## [Exercise task]
In the material below, the lines containing the word "description" are required; copy each of them.

## [Records for processing]
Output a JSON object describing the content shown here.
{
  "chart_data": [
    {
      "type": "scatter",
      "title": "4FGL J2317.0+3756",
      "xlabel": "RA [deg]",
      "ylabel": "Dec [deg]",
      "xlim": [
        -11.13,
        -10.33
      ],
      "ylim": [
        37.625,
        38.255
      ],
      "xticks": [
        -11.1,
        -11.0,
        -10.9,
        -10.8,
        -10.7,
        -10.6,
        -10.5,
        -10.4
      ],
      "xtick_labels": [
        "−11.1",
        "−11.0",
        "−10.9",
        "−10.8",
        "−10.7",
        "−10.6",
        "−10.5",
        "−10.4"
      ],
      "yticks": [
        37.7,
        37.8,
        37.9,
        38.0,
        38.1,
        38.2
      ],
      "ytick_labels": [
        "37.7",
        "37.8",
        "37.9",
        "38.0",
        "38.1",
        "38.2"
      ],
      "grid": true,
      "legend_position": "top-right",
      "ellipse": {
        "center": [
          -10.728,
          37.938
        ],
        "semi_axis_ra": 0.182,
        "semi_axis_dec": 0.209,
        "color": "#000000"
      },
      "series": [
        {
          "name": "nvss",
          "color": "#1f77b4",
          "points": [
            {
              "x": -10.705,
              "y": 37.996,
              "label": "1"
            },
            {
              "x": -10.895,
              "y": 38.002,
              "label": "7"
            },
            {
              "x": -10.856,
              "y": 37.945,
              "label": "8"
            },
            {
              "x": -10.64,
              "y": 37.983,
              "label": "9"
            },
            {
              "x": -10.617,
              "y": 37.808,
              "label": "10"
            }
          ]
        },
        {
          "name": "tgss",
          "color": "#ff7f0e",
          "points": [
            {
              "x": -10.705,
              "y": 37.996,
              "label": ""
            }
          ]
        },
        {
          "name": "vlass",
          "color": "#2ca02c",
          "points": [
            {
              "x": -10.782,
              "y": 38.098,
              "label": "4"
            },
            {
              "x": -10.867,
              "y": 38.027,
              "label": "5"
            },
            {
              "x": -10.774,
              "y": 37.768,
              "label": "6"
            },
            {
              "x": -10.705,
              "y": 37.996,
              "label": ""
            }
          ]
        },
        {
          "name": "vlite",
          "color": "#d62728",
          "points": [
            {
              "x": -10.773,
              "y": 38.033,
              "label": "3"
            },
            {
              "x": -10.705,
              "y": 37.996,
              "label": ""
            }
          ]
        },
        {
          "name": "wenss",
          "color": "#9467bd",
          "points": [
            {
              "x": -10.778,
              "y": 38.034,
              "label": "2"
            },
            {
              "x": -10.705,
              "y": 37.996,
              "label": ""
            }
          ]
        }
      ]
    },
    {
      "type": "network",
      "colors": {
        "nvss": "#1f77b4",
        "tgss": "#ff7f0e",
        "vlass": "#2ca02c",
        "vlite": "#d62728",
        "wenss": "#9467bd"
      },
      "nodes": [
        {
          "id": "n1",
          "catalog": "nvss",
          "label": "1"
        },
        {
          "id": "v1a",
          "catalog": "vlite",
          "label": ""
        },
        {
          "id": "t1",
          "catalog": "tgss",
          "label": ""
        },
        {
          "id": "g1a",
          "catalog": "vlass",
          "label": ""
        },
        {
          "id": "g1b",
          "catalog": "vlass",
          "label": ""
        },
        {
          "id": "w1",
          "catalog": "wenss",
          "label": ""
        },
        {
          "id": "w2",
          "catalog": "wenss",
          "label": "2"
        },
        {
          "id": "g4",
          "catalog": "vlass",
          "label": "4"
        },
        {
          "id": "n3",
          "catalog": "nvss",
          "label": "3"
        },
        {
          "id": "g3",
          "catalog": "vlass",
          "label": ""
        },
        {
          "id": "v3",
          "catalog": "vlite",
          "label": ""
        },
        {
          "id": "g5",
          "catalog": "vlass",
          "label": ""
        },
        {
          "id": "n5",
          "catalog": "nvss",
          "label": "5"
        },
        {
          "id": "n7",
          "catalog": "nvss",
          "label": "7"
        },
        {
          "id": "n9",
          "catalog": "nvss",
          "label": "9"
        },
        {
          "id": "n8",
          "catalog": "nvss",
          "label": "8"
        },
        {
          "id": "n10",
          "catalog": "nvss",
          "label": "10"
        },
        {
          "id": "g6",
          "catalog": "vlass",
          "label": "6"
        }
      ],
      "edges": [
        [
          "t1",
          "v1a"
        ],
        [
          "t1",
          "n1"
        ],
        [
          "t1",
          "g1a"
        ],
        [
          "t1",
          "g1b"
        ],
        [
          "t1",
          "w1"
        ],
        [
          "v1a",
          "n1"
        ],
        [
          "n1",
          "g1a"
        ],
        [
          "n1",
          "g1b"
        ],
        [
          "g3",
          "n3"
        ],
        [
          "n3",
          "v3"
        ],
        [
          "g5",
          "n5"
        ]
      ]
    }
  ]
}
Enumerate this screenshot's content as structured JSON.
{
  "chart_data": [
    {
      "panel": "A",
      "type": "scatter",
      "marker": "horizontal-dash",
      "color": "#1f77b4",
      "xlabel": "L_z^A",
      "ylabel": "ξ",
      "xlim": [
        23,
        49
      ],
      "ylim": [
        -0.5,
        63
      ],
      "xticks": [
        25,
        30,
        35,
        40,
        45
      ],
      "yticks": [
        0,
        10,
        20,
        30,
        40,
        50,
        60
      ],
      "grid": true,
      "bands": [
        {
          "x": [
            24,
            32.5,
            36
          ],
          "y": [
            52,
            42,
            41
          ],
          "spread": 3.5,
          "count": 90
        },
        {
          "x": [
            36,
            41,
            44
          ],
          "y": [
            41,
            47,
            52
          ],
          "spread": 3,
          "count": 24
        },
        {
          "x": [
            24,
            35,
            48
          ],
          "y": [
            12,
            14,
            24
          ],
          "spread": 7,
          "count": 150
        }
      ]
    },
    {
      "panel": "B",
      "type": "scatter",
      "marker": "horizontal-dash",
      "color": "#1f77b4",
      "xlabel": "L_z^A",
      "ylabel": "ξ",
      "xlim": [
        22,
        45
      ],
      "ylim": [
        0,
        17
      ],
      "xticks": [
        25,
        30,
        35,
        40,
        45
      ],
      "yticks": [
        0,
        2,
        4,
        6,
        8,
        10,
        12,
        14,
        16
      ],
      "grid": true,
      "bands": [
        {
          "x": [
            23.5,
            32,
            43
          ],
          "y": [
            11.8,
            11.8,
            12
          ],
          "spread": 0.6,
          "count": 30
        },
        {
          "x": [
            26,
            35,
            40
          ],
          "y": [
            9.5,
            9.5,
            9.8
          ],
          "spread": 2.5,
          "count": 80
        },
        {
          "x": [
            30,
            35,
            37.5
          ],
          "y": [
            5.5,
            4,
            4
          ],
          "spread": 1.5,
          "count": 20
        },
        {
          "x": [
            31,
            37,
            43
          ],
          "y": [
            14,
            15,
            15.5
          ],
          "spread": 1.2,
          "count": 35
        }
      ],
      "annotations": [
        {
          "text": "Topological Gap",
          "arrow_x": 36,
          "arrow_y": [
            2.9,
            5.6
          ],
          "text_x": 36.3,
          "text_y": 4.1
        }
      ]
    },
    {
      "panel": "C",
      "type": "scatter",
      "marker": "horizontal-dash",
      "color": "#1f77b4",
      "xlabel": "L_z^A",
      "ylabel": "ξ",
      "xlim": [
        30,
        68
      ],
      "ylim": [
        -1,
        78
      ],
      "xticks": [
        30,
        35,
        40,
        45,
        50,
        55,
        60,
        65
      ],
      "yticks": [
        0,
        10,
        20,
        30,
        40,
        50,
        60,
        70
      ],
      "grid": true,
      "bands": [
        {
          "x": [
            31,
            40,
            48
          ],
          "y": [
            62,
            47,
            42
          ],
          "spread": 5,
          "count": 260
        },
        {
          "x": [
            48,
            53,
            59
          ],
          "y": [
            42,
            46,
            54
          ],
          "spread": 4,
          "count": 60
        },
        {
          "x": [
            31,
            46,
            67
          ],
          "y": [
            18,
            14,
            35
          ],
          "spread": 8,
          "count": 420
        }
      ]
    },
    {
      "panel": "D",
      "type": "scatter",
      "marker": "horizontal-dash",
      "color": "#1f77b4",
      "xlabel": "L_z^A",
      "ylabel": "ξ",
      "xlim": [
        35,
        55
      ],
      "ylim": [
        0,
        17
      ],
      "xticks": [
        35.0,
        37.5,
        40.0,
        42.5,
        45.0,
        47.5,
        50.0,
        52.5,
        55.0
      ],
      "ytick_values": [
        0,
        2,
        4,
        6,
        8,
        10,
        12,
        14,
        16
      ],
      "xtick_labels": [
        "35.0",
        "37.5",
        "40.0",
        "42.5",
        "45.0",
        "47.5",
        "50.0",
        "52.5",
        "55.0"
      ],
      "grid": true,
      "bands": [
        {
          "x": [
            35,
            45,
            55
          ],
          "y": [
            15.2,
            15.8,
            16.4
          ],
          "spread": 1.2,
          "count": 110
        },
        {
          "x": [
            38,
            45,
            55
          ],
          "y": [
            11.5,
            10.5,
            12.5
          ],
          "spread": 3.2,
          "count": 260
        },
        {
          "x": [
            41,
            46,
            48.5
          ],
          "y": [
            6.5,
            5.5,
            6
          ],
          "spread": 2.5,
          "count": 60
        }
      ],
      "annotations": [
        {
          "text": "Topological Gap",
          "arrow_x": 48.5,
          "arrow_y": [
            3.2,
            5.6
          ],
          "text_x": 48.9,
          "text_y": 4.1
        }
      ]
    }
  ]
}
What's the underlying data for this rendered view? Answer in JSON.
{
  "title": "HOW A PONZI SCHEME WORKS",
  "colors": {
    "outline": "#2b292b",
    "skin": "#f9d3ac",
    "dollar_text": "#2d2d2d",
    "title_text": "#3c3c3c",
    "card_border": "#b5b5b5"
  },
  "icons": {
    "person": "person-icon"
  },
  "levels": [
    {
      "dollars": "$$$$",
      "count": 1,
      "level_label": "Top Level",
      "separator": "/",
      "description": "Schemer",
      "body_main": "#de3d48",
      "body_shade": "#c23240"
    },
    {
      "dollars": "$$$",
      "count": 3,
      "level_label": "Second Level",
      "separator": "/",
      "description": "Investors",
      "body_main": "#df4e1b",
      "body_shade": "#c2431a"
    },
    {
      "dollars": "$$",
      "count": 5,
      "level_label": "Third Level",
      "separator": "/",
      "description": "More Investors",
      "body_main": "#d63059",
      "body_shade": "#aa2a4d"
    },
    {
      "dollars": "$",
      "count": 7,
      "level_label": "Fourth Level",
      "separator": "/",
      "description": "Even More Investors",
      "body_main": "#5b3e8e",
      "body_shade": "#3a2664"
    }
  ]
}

## [Output for this exercise]
      "description": "Schemer",
      "description": "Investors",
      "description": "More Investors",
      "description": "Even More Investors",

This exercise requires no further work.